What is the count of lines in the listing below that hold the string "legend"? Reply with that number alone.

__MATERIAL FOR THE TASK__
####################
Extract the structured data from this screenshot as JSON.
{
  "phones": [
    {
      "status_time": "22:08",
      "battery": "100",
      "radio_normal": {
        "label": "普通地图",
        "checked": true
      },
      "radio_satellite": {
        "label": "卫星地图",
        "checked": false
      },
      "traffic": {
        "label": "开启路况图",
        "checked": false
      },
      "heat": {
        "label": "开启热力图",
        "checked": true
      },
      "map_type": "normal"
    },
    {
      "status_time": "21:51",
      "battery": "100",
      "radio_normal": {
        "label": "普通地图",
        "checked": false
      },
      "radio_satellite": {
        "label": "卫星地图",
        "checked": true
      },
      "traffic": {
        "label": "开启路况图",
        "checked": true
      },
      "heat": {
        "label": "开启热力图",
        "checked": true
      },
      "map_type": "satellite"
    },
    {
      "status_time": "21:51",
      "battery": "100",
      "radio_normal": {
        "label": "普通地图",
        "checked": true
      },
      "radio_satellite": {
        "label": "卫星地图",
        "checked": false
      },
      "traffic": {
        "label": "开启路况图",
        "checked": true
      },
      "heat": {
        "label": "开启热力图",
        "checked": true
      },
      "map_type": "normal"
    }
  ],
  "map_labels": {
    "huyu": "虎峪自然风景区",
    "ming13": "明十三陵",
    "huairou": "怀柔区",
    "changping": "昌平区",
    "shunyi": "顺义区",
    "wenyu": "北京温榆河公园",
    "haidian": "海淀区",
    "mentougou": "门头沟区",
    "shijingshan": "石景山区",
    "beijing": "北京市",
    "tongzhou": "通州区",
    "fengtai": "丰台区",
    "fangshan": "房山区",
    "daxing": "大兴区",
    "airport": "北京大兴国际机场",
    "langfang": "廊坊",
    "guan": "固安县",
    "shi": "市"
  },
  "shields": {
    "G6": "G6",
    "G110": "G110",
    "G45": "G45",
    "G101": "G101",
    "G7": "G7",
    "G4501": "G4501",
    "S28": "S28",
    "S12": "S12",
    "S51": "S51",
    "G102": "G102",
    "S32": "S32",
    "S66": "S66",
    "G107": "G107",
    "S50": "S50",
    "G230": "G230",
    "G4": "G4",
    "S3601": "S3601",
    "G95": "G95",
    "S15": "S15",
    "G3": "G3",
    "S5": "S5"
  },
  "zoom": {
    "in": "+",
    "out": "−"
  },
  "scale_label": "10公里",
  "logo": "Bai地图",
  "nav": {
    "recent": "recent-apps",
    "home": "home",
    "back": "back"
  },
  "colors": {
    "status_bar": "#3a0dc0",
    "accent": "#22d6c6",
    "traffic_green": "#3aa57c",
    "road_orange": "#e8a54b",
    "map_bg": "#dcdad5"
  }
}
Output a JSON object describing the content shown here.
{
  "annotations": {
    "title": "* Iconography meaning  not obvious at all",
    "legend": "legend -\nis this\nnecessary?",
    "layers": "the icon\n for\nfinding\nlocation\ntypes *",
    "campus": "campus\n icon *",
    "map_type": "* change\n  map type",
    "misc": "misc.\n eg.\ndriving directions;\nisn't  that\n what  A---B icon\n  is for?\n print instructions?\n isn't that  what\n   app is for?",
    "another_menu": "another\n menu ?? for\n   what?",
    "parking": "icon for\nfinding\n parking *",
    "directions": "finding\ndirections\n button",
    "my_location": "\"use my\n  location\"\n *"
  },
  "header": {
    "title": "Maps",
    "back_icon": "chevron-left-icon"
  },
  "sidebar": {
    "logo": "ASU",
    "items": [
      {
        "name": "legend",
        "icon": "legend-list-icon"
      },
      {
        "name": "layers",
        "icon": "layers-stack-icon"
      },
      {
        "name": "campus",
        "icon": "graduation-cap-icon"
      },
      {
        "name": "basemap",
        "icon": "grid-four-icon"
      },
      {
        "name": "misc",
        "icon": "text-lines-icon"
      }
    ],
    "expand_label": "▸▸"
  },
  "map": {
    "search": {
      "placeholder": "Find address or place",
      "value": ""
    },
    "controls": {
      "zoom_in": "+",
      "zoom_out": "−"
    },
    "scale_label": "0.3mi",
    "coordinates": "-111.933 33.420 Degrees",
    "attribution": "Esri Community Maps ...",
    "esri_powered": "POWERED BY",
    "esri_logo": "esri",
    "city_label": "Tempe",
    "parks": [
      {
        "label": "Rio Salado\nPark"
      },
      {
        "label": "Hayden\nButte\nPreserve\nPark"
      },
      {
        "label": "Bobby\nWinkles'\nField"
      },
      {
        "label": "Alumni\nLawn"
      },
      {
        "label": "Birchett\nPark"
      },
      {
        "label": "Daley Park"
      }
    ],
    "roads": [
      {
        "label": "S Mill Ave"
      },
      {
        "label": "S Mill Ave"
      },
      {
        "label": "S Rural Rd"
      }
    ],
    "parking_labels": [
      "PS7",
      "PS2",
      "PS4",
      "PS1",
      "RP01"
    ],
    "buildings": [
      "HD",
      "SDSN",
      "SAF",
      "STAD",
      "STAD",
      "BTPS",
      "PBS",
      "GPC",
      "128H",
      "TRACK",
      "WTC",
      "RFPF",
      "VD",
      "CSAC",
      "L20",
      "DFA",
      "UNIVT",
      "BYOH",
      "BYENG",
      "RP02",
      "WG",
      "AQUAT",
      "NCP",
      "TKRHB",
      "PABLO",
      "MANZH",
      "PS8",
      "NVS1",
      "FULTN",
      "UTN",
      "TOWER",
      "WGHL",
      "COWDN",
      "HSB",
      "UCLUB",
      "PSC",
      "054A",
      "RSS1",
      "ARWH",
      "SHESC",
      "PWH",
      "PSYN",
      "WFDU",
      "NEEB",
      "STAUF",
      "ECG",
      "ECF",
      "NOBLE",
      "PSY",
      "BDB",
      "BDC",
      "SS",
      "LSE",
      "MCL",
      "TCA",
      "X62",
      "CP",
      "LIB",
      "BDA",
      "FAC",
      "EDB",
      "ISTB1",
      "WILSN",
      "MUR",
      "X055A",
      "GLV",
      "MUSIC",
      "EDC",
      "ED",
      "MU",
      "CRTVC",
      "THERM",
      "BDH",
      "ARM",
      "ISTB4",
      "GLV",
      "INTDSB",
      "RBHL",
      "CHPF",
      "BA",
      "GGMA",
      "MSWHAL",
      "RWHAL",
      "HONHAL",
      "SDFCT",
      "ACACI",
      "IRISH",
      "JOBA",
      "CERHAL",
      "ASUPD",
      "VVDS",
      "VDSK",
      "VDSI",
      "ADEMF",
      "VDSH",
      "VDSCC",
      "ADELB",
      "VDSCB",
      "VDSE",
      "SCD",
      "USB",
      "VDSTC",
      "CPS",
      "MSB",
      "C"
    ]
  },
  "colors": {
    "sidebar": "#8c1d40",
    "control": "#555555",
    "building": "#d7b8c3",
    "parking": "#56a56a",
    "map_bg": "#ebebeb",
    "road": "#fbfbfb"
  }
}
####################
__RESPONSE FOR THIS EXERCISE__
3